What is required
For each line below that contains the string "ธยมว", copy that line.

__________

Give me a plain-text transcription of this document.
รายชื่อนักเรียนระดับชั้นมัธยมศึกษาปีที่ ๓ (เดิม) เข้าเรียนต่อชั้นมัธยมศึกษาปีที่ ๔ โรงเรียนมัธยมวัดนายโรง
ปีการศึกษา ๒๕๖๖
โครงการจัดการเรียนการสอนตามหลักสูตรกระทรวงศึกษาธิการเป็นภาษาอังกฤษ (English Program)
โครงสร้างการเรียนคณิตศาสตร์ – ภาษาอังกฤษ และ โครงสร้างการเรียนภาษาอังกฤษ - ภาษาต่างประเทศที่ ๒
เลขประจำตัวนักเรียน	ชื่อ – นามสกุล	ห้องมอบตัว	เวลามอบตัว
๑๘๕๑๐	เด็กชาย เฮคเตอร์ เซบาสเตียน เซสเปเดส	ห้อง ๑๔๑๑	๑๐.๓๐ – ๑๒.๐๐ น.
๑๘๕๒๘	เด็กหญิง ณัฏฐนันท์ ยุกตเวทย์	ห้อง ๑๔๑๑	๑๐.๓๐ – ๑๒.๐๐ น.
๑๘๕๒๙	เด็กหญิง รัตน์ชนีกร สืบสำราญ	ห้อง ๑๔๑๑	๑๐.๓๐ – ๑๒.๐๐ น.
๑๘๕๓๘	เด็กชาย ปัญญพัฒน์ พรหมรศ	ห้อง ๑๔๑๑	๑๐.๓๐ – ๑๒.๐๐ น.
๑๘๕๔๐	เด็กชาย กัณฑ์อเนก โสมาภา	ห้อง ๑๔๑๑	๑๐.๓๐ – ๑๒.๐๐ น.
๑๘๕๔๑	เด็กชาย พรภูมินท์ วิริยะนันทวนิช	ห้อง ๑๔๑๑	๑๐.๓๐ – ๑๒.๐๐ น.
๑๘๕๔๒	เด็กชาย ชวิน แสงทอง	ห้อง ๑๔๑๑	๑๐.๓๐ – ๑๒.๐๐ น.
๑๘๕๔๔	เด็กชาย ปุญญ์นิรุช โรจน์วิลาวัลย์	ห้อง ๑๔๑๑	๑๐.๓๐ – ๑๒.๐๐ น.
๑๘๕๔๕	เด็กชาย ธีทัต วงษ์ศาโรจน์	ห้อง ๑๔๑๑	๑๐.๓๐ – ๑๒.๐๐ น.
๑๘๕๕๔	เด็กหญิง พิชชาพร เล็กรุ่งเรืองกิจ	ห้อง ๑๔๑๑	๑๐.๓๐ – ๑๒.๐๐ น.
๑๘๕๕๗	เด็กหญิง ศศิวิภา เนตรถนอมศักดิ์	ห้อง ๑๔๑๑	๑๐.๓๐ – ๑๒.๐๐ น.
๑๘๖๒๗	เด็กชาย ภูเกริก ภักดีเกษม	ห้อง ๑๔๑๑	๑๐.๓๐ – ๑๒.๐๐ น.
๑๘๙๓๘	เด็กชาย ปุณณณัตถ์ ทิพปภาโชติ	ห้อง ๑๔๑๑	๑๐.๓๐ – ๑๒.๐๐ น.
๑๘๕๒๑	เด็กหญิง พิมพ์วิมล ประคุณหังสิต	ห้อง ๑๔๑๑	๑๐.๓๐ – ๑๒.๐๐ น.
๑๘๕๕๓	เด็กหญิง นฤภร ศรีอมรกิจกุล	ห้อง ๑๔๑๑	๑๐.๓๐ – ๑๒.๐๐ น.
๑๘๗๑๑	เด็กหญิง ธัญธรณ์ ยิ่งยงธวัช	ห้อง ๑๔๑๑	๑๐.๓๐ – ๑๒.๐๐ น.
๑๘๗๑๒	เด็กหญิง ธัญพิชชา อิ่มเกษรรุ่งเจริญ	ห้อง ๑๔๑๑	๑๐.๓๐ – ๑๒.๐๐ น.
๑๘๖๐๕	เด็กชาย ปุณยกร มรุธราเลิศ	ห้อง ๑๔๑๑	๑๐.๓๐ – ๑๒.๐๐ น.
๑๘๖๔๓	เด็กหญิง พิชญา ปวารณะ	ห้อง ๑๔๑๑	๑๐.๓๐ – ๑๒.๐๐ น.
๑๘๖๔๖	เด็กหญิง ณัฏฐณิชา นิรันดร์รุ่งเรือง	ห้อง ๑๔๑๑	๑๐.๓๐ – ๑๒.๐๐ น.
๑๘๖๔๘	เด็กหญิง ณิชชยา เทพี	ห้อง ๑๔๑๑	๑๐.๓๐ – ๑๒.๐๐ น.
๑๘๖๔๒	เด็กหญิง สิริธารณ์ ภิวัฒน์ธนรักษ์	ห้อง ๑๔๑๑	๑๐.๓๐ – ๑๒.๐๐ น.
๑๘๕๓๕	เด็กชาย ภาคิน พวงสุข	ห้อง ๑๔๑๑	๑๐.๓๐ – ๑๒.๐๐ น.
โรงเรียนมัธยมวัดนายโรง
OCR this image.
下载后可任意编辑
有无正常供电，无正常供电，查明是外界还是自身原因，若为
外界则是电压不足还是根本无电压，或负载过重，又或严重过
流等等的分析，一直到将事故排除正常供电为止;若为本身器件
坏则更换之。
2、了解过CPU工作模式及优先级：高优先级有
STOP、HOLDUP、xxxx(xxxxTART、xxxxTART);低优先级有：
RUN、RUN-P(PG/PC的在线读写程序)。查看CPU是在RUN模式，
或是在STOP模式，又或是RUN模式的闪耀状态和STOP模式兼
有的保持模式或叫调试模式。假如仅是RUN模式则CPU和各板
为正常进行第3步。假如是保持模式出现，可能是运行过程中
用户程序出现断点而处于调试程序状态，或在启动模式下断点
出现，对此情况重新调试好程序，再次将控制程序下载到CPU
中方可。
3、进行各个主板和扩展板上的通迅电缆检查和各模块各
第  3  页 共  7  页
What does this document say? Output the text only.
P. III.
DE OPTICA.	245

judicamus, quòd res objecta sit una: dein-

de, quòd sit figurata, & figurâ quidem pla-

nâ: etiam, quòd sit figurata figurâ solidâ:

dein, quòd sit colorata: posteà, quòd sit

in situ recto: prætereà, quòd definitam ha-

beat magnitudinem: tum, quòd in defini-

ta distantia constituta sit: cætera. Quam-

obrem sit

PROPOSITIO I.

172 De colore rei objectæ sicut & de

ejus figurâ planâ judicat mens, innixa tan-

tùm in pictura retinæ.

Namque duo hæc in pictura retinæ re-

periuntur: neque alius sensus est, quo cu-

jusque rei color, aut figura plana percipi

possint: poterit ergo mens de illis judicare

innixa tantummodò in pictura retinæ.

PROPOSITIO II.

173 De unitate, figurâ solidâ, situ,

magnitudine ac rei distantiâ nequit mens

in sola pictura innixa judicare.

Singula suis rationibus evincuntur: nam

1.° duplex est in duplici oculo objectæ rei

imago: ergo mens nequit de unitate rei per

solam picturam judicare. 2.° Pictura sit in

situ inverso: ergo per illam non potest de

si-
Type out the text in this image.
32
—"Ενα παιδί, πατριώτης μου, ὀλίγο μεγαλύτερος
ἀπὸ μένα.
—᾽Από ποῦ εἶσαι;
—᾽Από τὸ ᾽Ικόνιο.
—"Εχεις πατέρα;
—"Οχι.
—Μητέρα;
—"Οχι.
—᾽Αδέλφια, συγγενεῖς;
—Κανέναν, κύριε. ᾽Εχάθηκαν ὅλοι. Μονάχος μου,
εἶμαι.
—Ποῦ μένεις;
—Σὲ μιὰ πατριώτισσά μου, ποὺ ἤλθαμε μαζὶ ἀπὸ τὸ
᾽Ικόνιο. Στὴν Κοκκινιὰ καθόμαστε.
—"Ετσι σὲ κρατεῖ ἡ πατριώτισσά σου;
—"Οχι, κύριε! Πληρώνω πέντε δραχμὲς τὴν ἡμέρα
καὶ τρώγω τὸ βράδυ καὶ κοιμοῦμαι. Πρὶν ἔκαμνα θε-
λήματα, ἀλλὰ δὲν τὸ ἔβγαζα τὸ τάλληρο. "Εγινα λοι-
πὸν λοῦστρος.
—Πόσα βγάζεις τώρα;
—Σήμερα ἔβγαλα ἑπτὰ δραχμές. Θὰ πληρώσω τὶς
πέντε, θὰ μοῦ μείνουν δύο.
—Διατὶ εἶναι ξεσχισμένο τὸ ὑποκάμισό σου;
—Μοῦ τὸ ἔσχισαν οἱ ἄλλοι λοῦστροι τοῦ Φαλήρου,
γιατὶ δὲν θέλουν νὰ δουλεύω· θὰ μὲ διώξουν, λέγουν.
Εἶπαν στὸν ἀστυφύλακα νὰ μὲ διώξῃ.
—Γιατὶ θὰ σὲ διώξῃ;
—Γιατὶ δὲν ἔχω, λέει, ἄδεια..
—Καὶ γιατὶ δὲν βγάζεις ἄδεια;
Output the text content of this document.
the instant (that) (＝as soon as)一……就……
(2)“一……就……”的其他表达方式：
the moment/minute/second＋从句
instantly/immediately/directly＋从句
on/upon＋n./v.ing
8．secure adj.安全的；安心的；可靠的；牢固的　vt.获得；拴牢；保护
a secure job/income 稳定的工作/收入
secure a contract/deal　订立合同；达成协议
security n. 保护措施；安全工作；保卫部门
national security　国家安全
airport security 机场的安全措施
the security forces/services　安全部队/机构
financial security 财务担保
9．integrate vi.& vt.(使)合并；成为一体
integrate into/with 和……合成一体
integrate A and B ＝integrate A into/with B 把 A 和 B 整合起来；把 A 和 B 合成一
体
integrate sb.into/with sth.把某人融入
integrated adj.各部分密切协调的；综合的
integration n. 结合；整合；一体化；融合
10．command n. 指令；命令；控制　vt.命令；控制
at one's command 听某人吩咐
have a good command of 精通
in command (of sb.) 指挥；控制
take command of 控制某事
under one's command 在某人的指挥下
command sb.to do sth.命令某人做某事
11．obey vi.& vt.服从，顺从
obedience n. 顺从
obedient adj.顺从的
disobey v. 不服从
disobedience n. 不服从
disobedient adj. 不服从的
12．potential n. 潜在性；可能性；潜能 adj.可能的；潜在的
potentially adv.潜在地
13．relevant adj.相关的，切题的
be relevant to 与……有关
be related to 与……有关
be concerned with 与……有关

__________

Output for this exercise
รายชื่อนักเรียนระดับชั้นมัธยมศึกษาปีที่ ๓ (เดิม) เข้าเรียนต่อชั้นมัธยมศึกษาปีที่ ๔ โรงเรียนมัธยมวัดนายโรง
โรงเรียนมัธยมวัดนายโรง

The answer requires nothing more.